Directions for this task. Repeat the records verbatim and leave the pictures out of your copy.

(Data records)

◇ ◇ ◇ ◇

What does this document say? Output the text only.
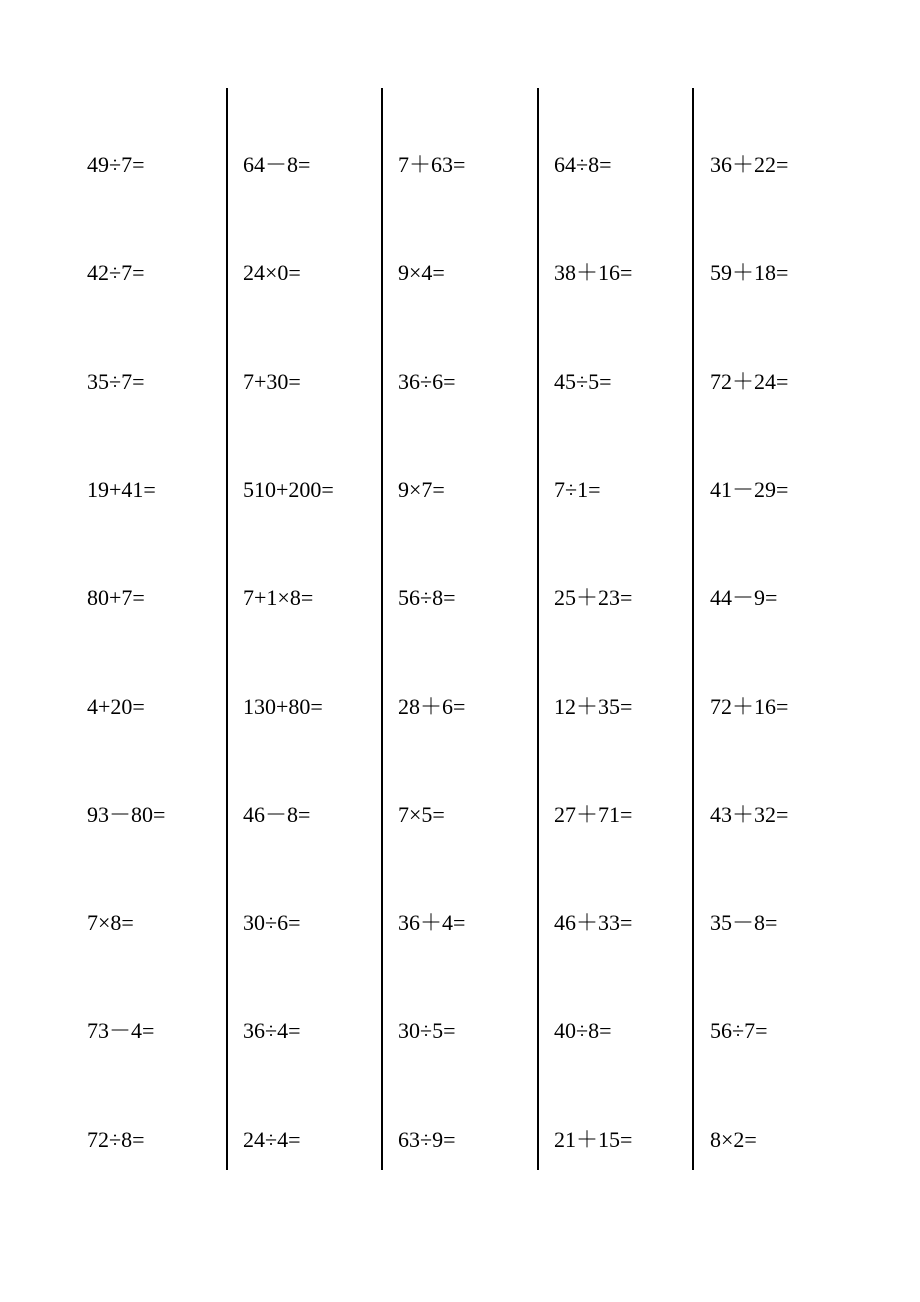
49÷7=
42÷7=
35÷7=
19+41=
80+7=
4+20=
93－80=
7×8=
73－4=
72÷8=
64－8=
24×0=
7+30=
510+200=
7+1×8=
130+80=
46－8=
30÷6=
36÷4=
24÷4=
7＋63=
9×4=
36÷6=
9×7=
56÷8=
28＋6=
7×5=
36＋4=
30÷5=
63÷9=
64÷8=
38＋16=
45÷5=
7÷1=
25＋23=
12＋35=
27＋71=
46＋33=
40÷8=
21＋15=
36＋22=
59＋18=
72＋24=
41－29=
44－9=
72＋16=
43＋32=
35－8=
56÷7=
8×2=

◇ ◇ ◇ ◇

Solved exercise.
What does this document say? Output the text only.
49÷7=
42÷7=
35÷7=
19+41=
80+7=
4+20=
93－80=
7×8=
73－4=
72÷8=
64－8=
24×0=
7+30=
510+200=
7+1×8=
130+80=
46－8=
30÷6=
36÷4=
24÷4=
7＋63=
9×4=
36÷6=
9×7=
56÷8=
28＋6=
7×5=
36＋4=
30÷5=
63÷9=
64÷8=
38＋16=
45÷5=
7÷1=
25＋23=
12＋35=
27＋71=
46＋33=
40÷8=
21＋15=
36＋22=
59＋18=
72＋24=
41－29=
44－9=
72＋16=
43＋32=
35－8=
56÷7=
8×2=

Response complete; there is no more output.